Look through the listing below, and wherever a line has the string "patients", pull it out.

DATA SHOWN -

☆ ☆ ☆ ☆ ☆ ☆ ☆

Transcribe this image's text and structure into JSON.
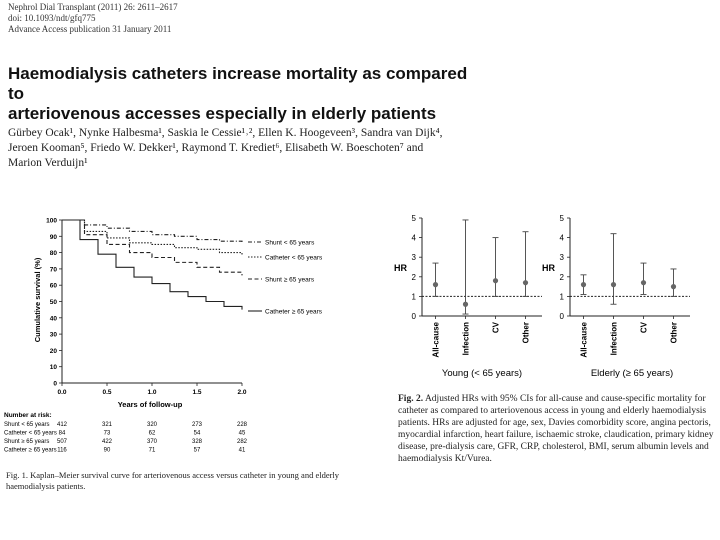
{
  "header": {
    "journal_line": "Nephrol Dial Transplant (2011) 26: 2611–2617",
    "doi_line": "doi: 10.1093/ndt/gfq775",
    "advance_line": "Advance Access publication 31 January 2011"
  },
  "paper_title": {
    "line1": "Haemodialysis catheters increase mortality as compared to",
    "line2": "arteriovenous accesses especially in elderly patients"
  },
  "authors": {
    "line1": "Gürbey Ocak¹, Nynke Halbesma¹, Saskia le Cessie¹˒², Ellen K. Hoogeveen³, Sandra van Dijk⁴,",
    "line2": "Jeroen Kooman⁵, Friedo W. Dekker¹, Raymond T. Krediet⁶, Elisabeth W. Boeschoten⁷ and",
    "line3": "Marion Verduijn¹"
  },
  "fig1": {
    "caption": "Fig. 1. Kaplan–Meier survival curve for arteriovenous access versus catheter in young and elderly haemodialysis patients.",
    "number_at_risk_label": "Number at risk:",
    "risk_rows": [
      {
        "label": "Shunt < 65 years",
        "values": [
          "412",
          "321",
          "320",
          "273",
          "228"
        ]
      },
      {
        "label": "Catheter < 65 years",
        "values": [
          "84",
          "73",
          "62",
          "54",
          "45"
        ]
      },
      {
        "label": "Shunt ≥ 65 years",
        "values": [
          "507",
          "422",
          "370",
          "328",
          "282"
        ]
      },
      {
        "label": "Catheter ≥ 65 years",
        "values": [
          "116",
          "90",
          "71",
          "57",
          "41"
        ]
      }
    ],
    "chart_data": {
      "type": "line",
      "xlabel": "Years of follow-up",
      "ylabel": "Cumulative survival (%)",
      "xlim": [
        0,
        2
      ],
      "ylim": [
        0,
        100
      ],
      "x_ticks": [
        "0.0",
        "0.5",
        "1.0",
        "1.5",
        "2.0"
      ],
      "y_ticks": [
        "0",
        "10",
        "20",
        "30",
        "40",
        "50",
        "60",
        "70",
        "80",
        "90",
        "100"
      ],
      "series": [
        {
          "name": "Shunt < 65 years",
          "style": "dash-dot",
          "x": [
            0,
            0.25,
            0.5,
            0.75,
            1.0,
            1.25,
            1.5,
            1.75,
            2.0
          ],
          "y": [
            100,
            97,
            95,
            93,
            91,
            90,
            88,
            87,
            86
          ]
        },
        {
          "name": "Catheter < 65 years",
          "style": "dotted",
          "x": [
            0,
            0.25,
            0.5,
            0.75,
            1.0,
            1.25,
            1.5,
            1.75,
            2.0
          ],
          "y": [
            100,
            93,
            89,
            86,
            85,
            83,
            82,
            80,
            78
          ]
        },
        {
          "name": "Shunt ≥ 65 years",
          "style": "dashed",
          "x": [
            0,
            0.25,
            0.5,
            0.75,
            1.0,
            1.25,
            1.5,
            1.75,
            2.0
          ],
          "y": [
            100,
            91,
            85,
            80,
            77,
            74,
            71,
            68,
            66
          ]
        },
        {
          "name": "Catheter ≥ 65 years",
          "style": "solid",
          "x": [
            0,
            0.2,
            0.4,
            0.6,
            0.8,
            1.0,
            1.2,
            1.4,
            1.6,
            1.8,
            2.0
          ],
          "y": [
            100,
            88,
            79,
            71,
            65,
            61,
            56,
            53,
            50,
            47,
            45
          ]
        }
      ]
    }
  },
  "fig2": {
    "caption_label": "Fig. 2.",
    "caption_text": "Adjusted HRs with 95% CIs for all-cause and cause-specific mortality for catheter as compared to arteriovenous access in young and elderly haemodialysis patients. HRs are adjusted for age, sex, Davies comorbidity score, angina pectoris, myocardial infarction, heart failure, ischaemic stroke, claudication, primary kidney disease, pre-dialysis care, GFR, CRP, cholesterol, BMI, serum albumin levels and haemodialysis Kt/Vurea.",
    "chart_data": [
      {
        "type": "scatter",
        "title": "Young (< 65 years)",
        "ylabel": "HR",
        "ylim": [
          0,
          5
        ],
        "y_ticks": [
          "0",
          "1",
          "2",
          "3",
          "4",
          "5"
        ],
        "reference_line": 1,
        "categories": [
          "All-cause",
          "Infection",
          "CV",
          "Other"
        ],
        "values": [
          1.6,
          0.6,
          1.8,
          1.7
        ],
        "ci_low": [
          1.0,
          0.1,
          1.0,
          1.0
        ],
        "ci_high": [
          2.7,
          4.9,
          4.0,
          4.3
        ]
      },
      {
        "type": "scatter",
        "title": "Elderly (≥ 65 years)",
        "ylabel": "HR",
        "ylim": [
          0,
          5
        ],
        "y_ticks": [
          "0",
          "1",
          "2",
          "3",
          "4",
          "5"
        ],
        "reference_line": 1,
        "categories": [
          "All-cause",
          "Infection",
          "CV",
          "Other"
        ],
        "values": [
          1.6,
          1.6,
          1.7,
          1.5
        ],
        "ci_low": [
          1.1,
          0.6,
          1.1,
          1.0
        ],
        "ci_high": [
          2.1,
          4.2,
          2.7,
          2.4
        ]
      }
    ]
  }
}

☆ ☆ ☆ ☆ ☆ ☆ ☆

TASK ANSWER -
    "line2": "arteriovenous accesses especially in elderly patients"
    "caption": "Fig. 1. Kaplan–Meier survival curve for arteriovenous access versus catheter in young and elderly haemodialysis patients.",
    "caption_text": "Adjusted HRs with 95% CIs for all-cause and cause-specific mortality for catheter as compared to arteriovenous access in young and elderly haemodialysis patients. HRs are adjusted for age, sex, Davies comorbidity score, angina pectoris, myocardial infarction, heart failure, ischaemic stroke, claudication, primary kidney disease, pre-dialysis care, GFR, CRP, cholesterol, BMI, serum albumin levels and haemodialysis Kt/Vurea.",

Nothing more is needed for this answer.